(Data entries)

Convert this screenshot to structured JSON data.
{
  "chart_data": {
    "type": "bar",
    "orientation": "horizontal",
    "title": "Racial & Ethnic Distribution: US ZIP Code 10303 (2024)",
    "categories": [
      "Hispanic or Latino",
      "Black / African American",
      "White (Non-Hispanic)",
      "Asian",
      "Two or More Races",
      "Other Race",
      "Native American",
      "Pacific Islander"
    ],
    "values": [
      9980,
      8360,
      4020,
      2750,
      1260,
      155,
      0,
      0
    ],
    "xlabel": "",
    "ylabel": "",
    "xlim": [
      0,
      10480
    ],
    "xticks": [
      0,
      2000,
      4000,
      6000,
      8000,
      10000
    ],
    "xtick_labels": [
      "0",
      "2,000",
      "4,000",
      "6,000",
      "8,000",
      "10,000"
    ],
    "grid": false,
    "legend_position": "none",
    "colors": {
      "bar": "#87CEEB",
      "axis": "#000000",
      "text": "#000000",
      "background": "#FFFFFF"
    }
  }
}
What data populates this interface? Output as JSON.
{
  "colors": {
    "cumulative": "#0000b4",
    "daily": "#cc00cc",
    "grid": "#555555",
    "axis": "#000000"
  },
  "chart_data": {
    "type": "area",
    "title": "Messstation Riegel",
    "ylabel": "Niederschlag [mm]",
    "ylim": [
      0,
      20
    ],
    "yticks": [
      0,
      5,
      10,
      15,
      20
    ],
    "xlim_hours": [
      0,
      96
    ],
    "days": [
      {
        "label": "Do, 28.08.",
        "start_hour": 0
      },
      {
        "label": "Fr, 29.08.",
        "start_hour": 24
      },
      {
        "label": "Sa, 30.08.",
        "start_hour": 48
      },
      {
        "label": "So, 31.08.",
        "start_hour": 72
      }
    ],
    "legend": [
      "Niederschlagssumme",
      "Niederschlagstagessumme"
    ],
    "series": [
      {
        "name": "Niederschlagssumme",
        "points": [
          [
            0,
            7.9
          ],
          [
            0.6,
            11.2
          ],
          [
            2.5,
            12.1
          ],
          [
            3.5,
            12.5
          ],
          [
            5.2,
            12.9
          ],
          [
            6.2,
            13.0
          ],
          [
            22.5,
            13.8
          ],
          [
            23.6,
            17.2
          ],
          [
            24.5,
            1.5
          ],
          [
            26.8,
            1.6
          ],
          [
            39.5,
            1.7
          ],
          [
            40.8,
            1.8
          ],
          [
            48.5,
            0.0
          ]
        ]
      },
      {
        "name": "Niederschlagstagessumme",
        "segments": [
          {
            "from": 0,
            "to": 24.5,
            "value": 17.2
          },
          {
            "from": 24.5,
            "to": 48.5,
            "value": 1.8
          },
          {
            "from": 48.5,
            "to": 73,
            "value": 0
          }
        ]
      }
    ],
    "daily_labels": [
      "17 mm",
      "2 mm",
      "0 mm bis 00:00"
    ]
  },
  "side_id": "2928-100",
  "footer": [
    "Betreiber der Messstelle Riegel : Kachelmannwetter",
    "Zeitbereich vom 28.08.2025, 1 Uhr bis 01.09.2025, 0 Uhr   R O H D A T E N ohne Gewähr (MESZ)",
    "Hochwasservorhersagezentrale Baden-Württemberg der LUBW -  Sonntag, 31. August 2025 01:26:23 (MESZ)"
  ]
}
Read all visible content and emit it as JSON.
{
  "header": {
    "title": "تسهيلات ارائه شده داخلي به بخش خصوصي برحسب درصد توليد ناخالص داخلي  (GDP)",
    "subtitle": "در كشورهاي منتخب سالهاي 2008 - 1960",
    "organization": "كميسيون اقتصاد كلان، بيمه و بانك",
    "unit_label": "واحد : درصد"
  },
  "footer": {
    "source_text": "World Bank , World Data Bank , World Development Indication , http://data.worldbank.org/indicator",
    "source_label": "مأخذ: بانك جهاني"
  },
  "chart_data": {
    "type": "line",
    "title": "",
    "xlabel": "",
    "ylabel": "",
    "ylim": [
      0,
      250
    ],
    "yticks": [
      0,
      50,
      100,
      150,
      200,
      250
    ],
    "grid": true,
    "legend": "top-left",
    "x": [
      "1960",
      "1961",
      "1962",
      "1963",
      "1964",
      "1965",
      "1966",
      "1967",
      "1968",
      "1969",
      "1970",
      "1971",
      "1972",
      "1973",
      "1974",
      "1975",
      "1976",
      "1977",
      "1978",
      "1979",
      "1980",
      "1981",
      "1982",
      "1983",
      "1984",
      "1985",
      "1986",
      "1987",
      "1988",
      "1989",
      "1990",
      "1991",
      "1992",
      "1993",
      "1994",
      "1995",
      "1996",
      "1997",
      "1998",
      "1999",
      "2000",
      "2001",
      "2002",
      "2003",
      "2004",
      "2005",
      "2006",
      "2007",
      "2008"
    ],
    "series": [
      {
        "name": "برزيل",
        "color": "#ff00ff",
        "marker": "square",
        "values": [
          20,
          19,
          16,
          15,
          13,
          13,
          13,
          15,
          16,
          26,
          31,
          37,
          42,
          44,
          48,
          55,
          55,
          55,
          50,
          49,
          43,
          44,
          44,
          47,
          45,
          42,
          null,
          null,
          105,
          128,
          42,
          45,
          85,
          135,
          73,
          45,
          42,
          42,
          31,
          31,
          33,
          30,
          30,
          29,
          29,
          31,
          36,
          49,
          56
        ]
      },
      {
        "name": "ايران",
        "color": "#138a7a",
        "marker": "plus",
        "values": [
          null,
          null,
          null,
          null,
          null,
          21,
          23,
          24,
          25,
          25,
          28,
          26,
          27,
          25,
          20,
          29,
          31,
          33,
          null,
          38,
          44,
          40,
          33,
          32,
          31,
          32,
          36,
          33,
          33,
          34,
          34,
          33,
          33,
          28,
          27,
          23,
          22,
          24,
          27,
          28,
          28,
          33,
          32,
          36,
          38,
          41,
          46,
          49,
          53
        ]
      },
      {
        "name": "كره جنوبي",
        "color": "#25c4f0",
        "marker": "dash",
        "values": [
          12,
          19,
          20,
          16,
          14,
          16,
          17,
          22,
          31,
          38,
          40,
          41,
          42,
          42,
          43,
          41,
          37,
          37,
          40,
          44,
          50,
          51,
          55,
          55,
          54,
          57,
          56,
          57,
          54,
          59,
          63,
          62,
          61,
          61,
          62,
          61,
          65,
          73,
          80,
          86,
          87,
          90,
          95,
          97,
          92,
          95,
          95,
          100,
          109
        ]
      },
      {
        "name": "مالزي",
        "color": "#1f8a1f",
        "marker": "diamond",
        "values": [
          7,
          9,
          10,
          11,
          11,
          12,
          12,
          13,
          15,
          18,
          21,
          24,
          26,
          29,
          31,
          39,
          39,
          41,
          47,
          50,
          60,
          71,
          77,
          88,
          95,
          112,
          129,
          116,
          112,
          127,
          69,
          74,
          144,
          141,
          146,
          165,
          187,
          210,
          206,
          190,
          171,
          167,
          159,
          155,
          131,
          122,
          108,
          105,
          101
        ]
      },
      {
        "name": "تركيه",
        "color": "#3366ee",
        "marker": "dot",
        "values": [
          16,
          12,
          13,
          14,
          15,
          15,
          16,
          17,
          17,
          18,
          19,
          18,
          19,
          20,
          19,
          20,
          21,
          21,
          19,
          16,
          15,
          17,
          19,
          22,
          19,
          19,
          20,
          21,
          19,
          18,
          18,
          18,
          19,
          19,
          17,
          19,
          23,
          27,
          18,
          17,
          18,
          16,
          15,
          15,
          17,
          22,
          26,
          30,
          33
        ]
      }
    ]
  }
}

• [Job]: Gather each line from the entries above that includes the word "Niederschlagssumme".

• [Right answer]:
      "Niederschlagssumme",
        "name": "Niederschlagssumme",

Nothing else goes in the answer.